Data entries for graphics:
* START *
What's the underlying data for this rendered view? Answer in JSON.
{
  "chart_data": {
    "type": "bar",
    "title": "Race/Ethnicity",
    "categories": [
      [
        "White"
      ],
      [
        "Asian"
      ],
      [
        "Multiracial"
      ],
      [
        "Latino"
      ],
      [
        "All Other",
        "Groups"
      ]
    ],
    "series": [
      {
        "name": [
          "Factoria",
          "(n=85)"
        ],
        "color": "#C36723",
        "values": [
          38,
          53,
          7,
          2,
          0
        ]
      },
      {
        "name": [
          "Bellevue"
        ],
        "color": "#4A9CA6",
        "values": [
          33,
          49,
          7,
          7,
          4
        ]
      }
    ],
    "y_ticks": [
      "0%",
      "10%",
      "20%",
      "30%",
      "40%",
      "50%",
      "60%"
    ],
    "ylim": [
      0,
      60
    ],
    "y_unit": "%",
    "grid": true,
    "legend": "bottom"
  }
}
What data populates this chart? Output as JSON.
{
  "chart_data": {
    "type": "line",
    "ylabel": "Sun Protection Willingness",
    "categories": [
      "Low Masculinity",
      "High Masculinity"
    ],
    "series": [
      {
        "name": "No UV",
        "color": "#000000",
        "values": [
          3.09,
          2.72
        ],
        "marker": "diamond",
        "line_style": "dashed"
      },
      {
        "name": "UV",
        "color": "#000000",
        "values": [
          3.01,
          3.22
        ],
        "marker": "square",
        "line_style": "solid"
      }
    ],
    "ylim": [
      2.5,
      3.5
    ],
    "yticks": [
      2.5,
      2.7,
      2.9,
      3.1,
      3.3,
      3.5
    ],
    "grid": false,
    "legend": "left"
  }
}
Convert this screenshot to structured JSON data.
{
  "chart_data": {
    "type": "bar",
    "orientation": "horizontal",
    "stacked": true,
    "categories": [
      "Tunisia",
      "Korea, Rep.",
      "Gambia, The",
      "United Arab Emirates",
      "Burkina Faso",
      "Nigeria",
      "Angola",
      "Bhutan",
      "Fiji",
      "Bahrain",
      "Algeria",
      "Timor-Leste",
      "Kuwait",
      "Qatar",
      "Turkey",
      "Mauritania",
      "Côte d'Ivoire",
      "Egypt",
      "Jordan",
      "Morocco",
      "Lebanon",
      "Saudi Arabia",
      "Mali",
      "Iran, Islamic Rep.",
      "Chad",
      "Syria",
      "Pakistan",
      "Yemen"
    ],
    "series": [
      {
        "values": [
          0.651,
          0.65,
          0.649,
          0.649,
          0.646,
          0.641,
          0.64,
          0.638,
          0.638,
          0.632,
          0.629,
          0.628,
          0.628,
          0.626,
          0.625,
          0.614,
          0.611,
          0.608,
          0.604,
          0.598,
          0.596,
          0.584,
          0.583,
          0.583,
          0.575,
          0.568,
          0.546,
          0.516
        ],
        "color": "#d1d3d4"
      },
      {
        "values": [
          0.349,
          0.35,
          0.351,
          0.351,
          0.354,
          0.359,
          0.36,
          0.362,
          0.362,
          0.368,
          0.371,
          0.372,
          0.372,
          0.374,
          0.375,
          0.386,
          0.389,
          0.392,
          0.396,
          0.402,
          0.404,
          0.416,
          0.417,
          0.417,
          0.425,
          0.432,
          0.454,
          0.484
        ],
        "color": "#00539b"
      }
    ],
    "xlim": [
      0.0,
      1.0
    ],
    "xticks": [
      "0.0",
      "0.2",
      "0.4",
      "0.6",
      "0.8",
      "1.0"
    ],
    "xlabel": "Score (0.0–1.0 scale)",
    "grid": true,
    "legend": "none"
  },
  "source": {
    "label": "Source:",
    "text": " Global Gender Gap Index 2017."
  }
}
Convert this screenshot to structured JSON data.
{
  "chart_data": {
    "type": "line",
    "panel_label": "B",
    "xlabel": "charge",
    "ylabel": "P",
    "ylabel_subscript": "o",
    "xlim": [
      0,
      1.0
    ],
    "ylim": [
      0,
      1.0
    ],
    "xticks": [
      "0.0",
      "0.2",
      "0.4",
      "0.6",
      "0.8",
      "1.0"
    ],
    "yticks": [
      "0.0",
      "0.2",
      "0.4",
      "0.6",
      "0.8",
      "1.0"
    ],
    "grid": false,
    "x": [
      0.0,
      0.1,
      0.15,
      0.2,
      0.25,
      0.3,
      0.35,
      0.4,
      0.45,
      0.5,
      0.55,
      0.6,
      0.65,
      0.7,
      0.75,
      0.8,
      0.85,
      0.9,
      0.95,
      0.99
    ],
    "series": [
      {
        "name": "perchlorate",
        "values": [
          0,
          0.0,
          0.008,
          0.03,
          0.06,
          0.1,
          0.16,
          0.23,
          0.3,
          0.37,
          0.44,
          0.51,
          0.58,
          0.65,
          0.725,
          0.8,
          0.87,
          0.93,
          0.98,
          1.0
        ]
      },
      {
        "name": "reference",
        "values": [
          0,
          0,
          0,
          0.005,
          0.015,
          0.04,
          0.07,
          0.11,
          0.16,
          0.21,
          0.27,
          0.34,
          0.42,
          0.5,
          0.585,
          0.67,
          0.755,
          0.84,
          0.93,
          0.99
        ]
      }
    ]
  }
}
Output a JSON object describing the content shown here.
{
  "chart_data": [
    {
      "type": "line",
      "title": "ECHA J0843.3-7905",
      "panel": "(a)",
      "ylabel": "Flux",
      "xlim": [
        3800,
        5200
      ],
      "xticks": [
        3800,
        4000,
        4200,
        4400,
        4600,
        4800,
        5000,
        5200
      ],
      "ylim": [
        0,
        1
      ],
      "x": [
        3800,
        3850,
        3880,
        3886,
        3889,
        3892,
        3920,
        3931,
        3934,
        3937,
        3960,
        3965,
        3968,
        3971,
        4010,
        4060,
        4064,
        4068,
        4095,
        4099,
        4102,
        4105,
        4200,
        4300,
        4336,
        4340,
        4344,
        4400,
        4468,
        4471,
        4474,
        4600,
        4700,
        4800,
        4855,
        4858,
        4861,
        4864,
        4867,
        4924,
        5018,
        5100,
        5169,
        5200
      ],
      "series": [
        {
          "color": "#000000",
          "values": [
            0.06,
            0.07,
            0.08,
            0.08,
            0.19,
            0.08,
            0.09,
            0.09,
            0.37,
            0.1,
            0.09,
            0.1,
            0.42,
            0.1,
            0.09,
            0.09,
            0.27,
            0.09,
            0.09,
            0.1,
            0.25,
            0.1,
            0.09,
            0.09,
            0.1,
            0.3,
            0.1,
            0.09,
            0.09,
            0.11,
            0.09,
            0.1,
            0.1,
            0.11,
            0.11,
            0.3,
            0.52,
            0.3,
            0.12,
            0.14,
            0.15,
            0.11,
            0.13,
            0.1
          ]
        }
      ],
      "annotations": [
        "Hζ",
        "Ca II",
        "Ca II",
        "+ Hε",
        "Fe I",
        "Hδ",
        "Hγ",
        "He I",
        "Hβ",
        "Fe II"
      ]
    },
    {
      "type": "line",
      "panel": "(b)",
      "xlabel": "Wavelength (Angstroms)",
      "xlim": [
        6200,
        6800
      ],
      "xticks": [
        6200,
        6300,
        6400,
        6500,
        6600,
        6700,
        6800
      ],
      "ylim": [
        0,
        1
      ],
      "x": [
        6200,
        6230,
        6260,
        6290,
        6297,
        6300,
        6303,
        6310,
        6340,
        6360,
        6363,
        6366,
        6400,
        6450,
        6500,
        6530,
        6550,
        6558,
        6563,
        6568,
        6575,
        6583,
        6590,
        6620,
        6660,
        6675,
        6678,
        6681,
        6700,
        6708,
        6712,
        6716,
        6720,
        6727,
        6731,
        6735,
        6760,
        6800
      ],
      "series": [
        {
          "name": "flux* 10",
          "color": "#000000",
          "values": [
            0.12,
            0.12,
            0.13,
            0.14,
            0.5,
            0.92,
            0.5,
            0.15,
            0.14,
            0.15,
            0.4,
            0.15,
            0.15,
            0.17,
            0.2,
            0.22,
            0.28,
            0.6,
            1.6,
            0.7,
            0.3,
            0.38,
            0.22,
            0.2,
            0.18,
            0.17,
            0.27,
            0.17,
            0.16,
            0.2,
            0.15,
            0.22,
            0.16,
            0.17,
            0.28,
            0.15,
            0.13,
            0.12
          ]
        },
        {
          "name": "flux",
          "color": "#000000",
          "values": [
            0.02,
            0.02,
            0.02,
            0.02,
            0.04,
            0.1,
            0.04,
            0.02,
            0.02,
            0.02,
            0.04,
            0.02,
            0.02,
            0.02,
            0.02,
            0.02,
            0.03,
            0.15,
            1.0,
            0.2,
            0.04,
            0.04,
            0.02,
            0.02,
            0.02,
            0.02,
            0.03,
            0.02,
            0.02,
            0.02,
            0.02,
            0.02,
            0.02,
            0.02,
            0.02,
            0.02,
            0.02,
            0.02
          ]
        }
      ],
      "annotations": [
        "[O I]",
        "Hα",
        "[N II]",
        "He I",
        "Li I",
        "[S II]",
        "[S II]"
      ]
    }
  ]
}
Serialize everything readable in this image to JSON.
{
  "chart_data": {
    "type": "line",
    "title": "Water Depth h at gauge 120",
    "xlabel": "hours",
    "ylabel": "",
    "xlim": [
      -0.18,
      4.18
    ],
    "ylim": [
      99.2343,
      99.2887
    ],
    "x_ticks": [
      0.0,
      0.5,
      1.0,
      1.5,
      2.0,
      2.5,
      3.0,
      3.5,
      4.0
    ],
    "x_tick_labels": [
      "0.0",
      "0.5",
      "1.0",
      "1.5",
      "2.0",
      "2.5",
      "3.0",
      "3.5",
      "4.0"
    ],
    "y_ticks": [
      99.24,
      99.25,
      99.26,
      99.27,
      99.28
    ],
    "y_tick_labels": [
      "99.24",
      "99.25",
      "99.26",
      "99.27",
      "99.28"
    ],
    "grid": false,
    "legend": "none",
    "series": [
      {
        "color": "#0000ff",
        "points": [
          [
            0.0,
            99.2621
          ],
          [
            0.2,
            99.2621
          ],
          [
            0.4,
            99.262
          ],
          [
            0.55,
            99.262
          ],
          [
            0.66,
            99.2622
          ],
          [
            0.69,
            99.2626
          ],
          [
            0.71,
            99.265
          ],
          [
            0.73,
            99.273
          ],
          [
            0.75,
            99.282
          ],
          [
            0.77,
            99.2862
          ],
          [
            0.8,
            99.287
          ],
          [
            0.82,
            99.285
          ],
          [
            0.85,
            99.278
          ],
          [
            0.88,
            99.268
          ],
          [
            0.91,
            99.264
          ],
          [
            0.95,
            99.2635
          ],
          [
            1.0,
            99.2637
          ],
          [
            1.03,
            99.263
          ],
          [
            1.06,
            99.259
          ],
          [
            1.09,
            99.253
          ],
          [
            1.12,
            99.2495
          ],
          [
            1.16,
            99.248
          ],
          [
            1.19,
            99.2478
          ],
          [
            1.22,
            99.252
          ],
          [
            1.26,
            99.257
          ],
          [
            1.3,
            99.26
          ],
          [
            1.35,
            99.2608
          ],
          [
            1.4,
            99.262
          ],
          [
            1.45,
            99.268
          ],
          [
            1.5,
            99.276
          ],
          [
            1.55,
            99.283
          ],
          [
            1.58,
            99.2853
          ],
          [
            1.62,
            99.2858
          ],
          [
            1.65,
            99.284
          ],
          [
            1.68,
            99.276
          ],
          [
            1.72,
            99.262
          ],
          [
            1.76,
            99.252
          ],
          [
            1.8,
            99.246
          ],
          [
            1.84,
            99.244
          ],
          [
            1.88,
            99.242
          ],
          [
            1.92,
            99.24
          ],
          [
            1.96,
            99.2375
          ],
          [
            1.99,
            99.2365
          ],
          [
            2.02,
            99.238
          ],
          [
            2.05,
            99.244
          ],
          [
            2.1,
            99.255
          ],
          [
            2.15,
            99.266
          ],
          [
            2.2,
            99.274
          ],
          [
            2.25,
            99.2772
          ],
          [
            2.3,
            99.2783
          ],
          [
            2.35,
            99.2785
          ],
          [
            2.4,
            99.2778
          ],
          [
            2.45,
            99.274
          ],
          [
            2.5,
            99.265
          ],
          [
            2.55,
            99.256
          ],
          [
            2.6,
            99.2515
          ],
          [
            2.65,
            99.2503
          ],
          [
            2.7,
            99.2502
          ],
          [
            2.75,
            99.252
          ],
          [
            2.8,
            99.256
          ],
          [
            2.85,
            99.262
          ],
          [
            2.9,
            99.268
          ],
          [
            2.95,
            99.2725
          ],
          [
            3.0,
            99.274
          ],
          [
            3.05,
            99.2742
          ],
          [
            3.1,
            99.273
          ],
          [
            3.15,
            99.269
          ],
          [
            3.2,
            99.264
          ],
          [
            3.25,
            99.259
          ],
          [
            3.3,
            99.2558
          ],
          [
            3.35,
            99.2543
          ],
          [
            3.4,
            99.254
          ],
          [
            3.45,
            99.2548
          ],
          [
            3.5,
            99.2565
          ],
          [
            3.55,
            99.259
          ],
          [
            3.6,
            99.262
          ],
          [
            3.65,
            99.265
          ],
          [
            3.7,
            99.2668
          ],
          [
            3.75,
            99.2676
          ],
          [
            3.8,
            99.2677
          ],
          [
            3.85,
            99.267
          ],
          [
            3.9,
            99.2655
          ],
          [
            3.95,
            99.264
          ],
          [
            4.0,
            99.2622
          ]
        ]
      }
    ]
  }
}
* END *
== THE REQUEST ==
Identify each line containing the string "Output" and copy it out.

== IN RESPONSE ==
What data populates this chart? Output as JSON.
Output a JSON object describing the content shown here.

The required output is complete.